Die Informationspolitik von Snowdens Anwalt unterstütze das große politische Ziel von Wladimir Putin, einen Keil zwischen Europäer und Amerikaner zu treiben, sagt der Sozialwissenschaftler Michael Werz vom Center for American Progress in Washington. Antiamerikanische Ressentiments würden die Diskussion um die Ausspähaffäre nicht weiterbringen.

Michael Werz im Gespräch mit Bettina Klein |
    Bettina Klein: Das Unverständnis, die gefühlte Demütigung, Empörung, Wut, ja Hass sind wegen der Ausspäh-Affäre im Augenblick die vorherrschenden Emotionen bei vielen in Deutschland mit Blick auf die USA. Währenddessen sorgten US-Geheimdienstvertreter am Wochenende wiederum für Stirnrunzeln mit der Bemerkung, natürlich spioniere man befreundete Regierungen aus und müsse das gegebenenfalls auch weiterhin tun. Michael Werz vom Center for American Progress in Washington, wie viel Verständnis sollte man denn dafür in Deutschland aufbringen?

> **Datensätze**
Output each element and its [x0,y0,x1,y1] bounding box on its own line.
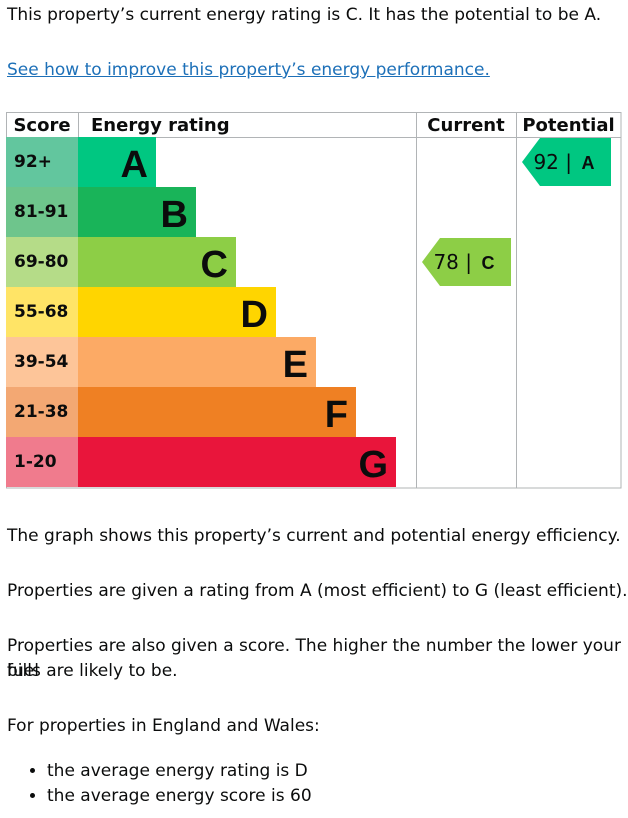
band-range-f: 21-38 [14,402,68,422]
band-bar-f [78,387,356,437]
rating-description: Properties are given a rating from A (mo… [7,581,628,601]
score-description-line-2: bills are likely to be. [7,661,178,681]
rating-bands: 92+ A 81-91 B 69-80 C 55-68 D 39-54 E 21-38 F 1-20 G [6,137,396,487]
band-bar-g [78,437,396,487]
band-range-bg-g [6,437,78,487]
band-range-bg-f [6,387,78,437]
band-letter-f: F [325,394,348,436]
average-list: the average energy rating is D the avera… [7,759,312,809]
improve-performance-link[interactable]: See how to improve this property’s energ… [7,60,490,80]
current-marker-score: 78 | [433,250,472,274]
band-range-a: 92+ [14,152,52,172]
potential-marker-arrow [522,138,611,186]
band-range-c: 69-80 [14,252,69,272]
band-range-bg-e [6,337,78,387]
intro-text: This property’s current energy rating is… [7,5,602,25]
band-bar-b [78,187,196,237]
band-letter-c: C [201,244,228,286]
potential-marker-letter: A [582,153,595,173]
header-current: Current [427,115,505,136]
band-letter-e: E [283,344,308,386]
header-energy-rating: Energy rating [91,115,230,136]
header-score: Score [13,115,70,136]
score-description-line-1: Properties are also given a score. The h… [7,636,621,681]
band-bar-a [78,137,156,187]
band-letter-g: G [358,444,388,486]
current-marker-arrow [422,238,511,286]
band-range-bg-a [6,137,78,187]
energy-rating-chart: Score Energy rating Current Potential 92+ A 8… [6,112,622,489]
current-marker-letter: C [482,253,495,273]
band-letter-b: B [161,194,188,236]
band-bar-d [78,287,276,337]
rating-markers: 78 | C 92 | A [422,138,611,286]
chart-headers: Score Energy rating Current Potential [13,115,614,136]
potential-marker-score: 92 | [533,150,572,174]
band-letter-d: D [241,294,268,336]
header-potential: Potential [522,115,614,136]
region-description: For properties in England and Wales: [7,716,320,736]
band-range-bg-b [6,187,78,237]
band-range-g: 1-20 [14,452,57,472]
band-range-e: 39-54 [14,352,69,372]
band-range-b: 81-91 [14,202,68,222]
band-letter-a: A [121,144,148,186]
band-range-bg-c [6,237,78,287]
band-range-bg-d [6,287,78,337]
band-range-d: 55-68 [14,302,68,322]
average-rating-item: the average energy rating is D [47,759,312,784]
graph-description: The graph shows this property’s current … [7,526,621,546]
average-score-item: the average energy score is 60 [47,784,312,809]
band-bar-e [78,337,316,387]
band-bar-c [78,237,236,287]
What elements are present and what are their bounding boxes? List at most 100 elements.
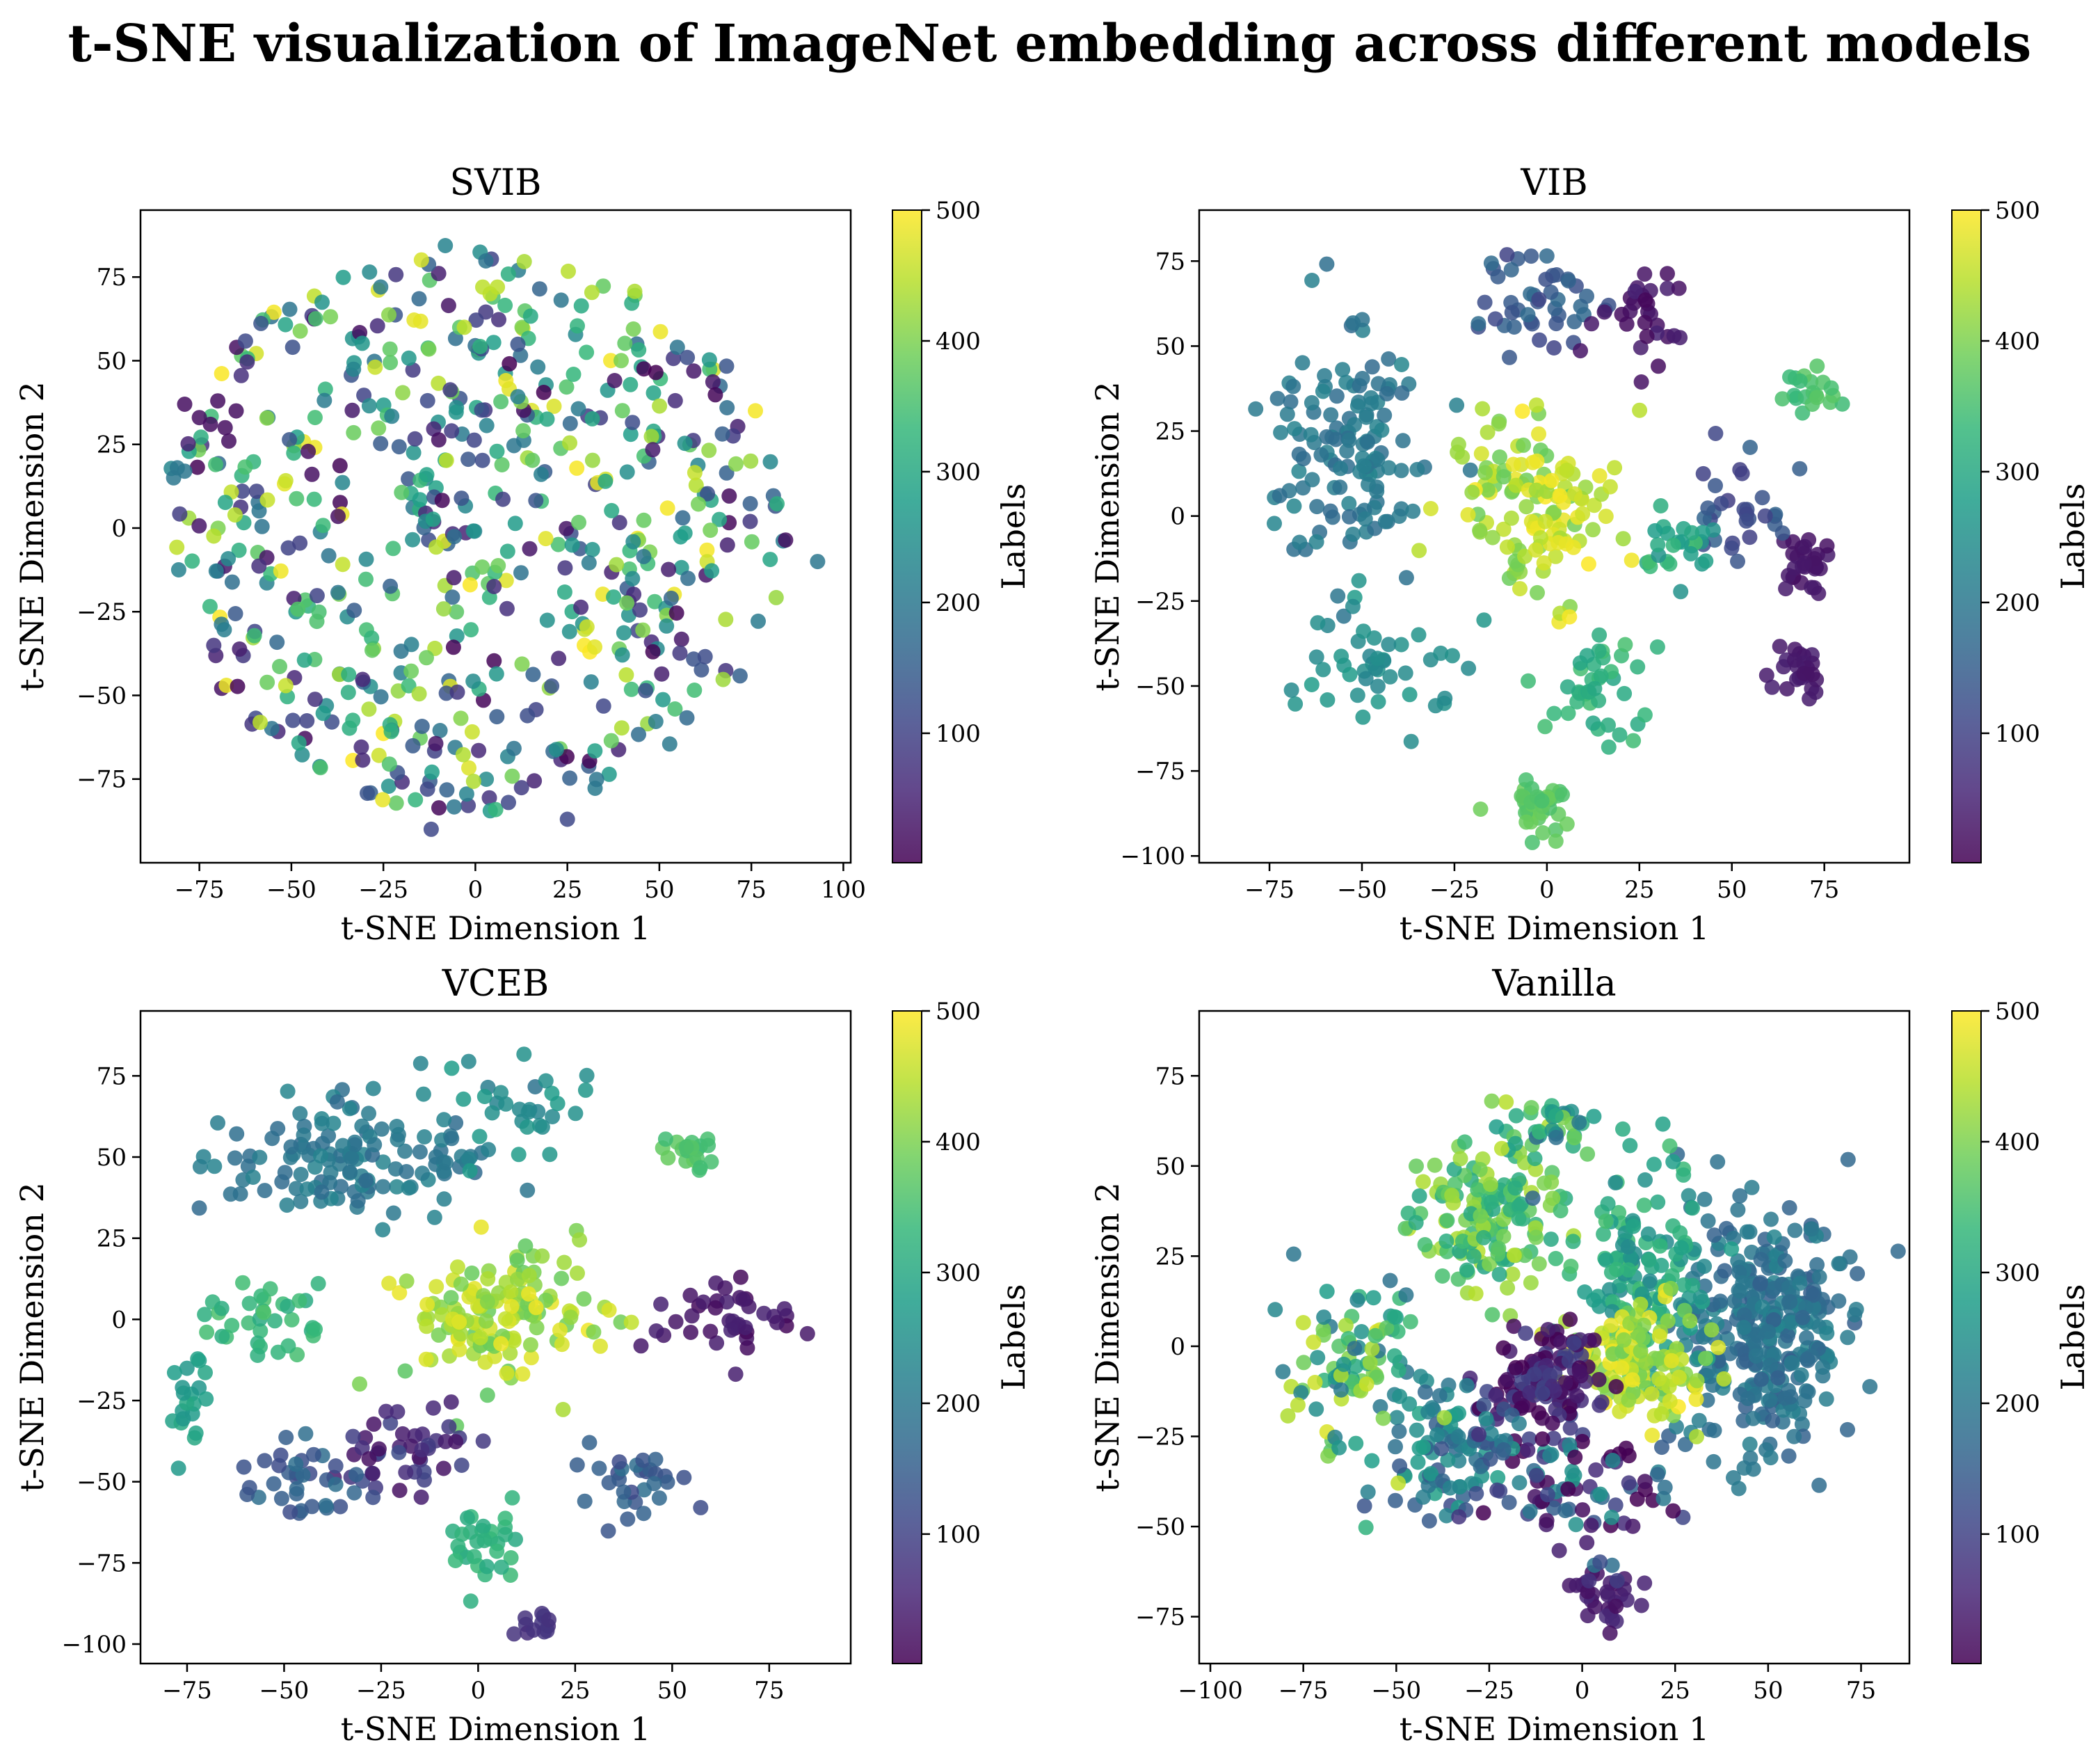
scatter-point (1660, 266, 1675, 282)
scatter-point (1464, 484, 1480, 500)
scatter-point (1363, 396, 1379, 412)
x-tick-label: −50 (1371, 1677, 1421, 1705)
scatter-point (464, 724, 480, 740)
scatter-point (1609, 1572, 1625, 1588)
scatter-point (1587, 680, 1603, 696)
scatter-point (1654, 1440, 1669, 1456)
scatter-point (601, 1302, 617, 1318)
scatter-point (259, 492, 275, 508)
scatter-point (1796, 555, 1812, 571)
scatter-point (355, 671, 371, 687)
scatter-point (1763, 1357, 1779, 1373)
scatter-point (1451, 1405, 1466, 1421)
scatter-point (344, 1150, 360, 1166)
scatter-point (1520, 307, 1536, 323)
scatter-point (428, 539, 444, 555)
scatter-point (1362, 1355, 1378, 1371)
scatter-point (1381, 637, 1397, 653)
scatter-point (1319, 1284, 1335, 1300)
scatter-point (1665, 1503, 1681, 1519)
scatter-point (1381, 460, 1397, 476)
scatter-point (1454, 1234, 1470, 1249)
scatter-point (529, 1320, 545, 1336)
scatter-point (1432, 1388, 1448, 1403)
scatter-point (1348, 1435, 1364, 1451)
scatter-point (1492, 449, 1507, 465)
scatter-point (180, 436, 196, 452)
scatter-point (514, 319, 530, 335)
scatter-point (1471, 1426, 1486, 1442)
scatter-point (1615, 1121, 1630, 1137)
x-axis-label: t-SNE Dimension 1 (341, 1710, 651, 1748)
scatter-point (631, 726, 646, 742)
scatter-point (1341, 495, 1357, 511)
x-tick-label: 0 (1575, 1677, 1590, 1705)
scatter-point (595, 698, 611, 714)
scatter-point (472, 1330, 488, 1346)
scatter-point (538, 531, 554, 547)
scatter-point (715, 671, 731, 687)
scatter-point (286, 445, 302, 461)
scatter-point (577, 1493, 593, 1509)
scatter-point (1621, 1392, 1637, 1408)
scatter-point (1692, 1289, 1708, 1305)
scatter-point (1393, 501, 1409, 517)
y-tick-label: −100 (1121, 843, 1185, 870)
scatter-point (1333, 648, 1349, 664)
scatter-point (1459, 1262, 1475, 1278)
scatter-point (544, 678, 560, 694)
scatter-point (412, 1144, 428, 1160)
scatter-point (1331, 1440, 1347, 1456)
scatter-point (768, 589, 784, 605)
scatter-point (623, 681, 639, 697)
scatter-point (1409, 1158, 1424, 1174)
scatter-point (169, 539, 185, 555)
scatter-point (742, 513, 758, 529)
scatter-point (667, 392, 683, 408)
scatter-point (419, 1318, 435, 1334)
scatter-point (1706, 1227, 1722, 1243)
scatter-point (1778, 581, 1794, 597)
scatter-point (1560, 1481, 1576, 1497)
scatter-point (1604, 1509, 1619, 1525)
scatter-point (581, 555, 597, 571)
scatter-point (214, 366, 230, 381)
scatter-point (672, 645, 688, 661)
scatter-point (684, 1308, 700, 1324)
scatter-point (170, 562, 186, 577)
scatter-point (1534, 1385, 1550, 1401)
scatter-point (1546, 340, 1562, 356)
y-tick-label: 25 (1155, 418, 1185, 446)
figure-title: t-SNE visualization of ImageNet embeddin… (68, 14, 2032, 74)
scatter-point (1637, 314, 1653, 330)
scatter-point (1461, 660, 1477, 676)
scatter-point (250, 1348, 266, 1363)
scatter-point (1850, 1266, 1866, 1282)
scatter-point (381, 756, 397, 772)
scatter-point (453, 710, 469, 726)
scatter-point (562, 770, 578, 786)
scatter-point (1562, 1420, 1578, 1436)
scatter-point (1621, 1448, 1637, 1464)
x-tick-label: 50 (1717, 876, 1747, 904)
scatter-point (1520, 1442, 1536, 1458)
scatter-point (1484, 1307, 1500, 1323)
scatter-point (1763, 1211, 1779, 1227)
scatter-point (177, 463, 193, 479)
scatter-point (1636, 1197, 1652, 1213)
scatter-point (1518, 1325, 1534, 1341)
scatter-point (1588, 1462, 1604, 1478)
scatter-point (1313, 447, 1329, 463)
scatter-point (718, 612, 734, 628)
scatter-point (1651, 1350, 1666, 1366)
scatter-point (659, 1474, 675, 1490)
scatter-point (438, 452, 454, 468)
scatter-point (1637, 707, 1653, 723)
scatter-point (569, 460, 585, 476)
scatter-point (668, 1314, 684, 1330)
colorbar-tick-label: 200 (936, 1390, 981, 1418)
scatter-points (163, 238, 826, 837)
scatter-point (454, 1458, 470, 1473)
scatter-point (1605, 1346, 1621, 1362)
x-tick-label: −100 (1178, 1677, 1242, 1705)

> **Was zu tun ist**
Kopiere aus dem Text zur Ausspähaffäre oben wortgetreu den Abschnitt, der mit „Michael Werz im“ beginnt und bis einschließlich „in Deutschland aufbringen?“ reicht.

> **Ergebnis der Aufgabe**
Michael Werz im Gespräch mit Bettina Klein |
    Bettina Klein: Das Unverständnis, die gefühlte Demütigung, Empörung, Wut, ja Hass sind wegen der Ausspäh-Affäre im Augenblick die vorherrschenden Emotionen bei vielen in Deutschland mit Blick auf die USA. Währenddessen sorgten US-Geheimdienstvertreter am Wochenende wiederum für Stirnrunzeln mit der Bemerkung, natürlich spioniere man befreundete Regierungen aus und müsse das gegebenenfalls auch weiterhin tun. Michael Werz vom Center for American Progress in Washington, wie viel Verständnis sollte man denn dafür in Deutschland aufbringen?